-- begin --

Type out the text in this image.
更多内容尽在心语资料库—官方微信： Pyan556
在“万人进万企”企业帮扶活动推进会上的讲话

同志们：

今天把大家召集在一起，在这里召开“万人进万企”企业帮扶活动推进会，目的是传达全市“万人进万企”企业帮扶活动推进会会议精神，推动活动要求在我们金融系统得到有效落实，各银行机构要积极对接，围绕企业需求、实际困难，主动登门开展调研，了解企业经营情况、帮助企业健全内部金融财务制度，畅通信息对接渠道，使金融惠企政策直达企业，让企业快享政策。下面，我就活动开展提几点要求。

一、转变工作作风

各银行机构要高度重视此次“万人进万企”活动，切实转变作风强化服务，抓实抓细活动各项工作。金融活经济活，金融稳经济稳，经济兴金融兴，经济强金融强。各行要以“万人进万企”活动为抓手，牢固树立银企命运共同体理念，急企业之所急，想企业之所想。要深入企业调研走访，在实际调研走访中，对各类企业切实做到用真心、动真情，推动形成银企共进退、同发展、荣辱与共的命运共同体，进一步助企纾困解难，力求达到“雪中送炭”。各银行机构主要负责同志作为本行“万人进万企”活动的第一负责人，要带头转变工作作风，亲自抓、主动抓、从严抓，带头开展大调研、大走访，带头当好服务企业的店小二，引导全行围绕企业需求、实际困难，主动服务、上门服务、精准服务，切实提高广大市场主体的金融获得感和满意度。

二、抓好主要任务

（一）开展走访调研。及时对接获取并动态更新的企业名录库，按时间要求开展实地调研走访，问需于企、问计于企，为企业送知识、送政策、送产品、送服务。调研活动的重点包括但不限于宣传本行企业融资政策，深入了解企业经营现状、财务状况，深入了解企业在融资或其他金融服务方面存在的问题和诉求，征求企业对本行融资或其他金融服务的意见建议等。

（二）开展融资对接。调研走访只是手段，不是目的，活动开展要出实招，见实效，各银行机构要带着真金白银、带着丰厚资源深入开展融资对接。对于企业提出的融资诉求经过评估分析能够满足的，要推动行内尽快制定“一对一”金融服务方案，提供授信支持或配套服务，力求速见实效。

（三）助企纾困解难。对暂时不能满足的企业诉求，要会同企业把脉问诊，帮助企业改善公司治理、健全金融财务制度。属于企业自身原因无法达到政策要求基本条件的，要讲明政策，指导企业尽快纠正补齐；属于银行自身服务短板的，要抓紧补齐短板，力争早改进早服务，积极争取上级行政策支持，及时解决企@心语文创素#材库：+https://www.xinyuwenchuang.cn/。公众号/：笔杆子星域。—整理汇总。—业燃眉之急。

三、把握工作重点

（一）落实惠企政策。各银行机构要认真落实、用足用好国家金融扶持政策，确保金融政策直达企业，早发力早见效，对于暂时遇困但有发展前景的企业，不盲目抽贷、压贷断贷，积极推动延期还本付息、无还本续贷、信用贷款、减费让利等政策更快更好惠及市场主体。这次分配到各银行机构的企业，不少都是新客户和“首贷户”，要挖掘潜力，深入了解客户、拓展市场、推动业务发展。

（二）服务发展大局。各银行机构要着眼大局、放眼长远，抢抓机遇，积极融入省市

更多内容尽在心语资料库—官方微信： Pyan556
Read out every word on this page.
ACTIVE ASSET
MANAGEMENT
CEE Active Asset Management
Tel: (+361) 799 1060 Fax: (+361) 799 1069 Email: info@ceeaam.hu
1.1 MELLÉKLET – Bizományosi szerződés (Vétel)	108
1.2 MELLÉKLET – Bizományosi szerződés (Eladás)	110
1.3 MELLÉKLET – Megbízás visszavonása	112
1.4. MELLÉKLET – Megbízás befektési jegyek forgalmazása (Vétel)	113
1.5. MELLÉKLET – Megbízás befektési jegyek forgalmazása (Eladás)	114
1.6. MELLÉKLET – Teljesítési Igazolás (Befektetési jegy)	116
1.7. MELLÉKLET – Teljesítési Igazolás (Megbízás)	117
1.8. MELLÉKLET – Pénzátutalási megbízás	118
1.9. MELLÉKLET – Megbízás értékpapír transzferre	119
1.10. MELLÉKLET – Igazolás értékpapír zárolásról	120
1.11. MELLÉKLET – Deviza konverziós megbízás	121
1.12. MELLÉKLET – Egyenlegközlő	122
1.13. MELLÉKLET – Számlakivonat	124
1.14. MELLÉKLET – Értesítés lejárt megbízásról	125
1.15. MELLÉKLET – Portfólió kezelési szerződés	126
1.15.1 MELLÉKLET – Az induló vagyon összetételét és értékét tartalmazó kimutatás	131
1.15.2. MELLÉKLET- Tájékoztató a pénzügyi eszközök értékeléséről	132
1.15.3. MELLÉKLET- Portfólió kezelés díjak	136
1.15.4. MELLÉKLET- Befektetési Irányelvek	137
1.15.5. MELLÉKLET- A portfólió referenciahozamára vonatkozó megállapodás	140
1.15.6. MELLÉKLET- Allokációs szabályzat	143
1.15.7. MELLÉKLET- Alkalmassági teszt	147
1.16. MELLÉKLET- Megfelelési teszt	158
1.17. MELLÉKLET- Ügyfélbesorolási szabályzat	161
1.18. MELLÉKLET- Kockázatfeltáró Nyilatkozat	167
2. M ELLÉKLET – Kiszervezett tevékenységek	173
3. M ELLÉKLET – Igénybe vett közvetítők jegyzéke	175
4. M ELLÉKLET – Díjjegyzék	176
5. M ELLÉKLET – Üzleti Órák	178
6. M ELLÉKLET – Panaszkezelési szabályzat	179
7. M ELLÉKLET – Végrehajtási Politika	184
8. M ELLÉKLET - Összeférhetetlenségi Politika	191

-- end --

### What is required
Pull out each line holding the string "Befektetési".

### Exercise answer
1.6. MELLÉKLET – Teljesítési Igazolás (Befektetési jegy)	116
1.15.4. MELLÉKLET- Befektetési Irányelvek	137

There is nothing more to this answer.